● **EXERCISE OBJECTIVE**:
In the records below, count every line containing "CLAUSSE". Reply with the number only.

● **DATA EXTRACT**:
-.-.-

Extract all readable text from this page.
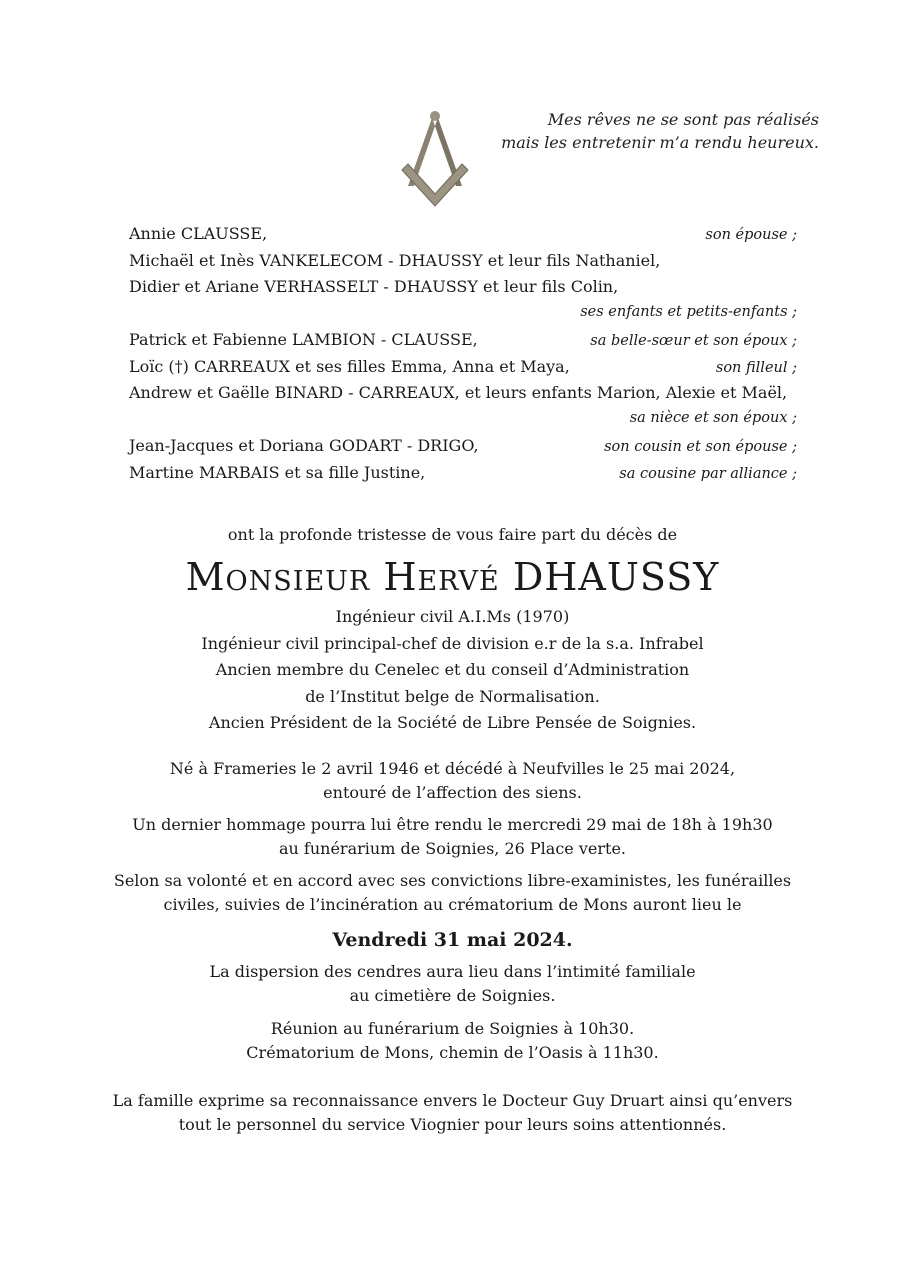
Mes rêves ne se sont pas réalisés
mais les entretenir m’a rendu heureux.
Annie CLAUSSE,	son épouse ;
Michaël et Inès VANKELECOM - DHAUSSY et leur fils Nathaniel,
Didier et Ariane VERHASSELT - DHAUSSY et leur fils Colin,
ses enfants et petits-enfants ;
Patrick et Fabienne LAMBION - CLAUSSE,	sa belle-sœur et son époux ;
Loïc (†) CARREAUX et ses filles Emma, Anna et Maya,	son filleul ;
Andrew et Gaëlle BINARD - CARREAUX, et leurs enfants Marion, Alexie et Maël,
sa nièce et son époux ;
Jean-Jacques et Doriana GODART - DRIGO,	son cousin et son épouse ;
Martine MARBAIS et sa fille Justine,	sa cousine par alliance ;
ont la profonde tristesse de vous faire part du décès de
Monsieur Hervé DHAUSSY
Ingénieur civil A.I.Ms (1970)
Ingénieur civil principal-chef de division e.r de la s.a. Infrabel
Ancien membre du Cenelec et du conseil d’Administration
de l’Institut belge de Normalisation.
Ancien Président de la Société de Libre Pensée de Soignies.
Né à Frameries le 2 avril 1946 et décédé à Neufvilles le 25 mai 2024,
entouré de l’affection des siens.
Un dernier hommage pourra lui être rendu le mercredi 29 mai de 18h à 19h30
au funérarium de Soignies, 26 Place verte.
Selon sa volonté et en accord avec ses convictions libre-exaministes, les funérailles
civiles, suivies de l’incinération au crématorium de Mons auront lieu le
Vendredi 31 mai 2024.
La dispersion des cendres aura lieu dans l’intimité familiale
au cimetière de Soignies.
Réunion au funérarium de Soignies à 10h30.
Crématorium de Mons, chemin de l’Oasis à 11h30.
La famille exprime sa reconnaissance envers le Docteur Guy Druart ainsi qu’envers
tout le personnel du service Viognier pour leurs soins attentionnés.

-.-.-

● **OUTPUT OF THE TASK**:
2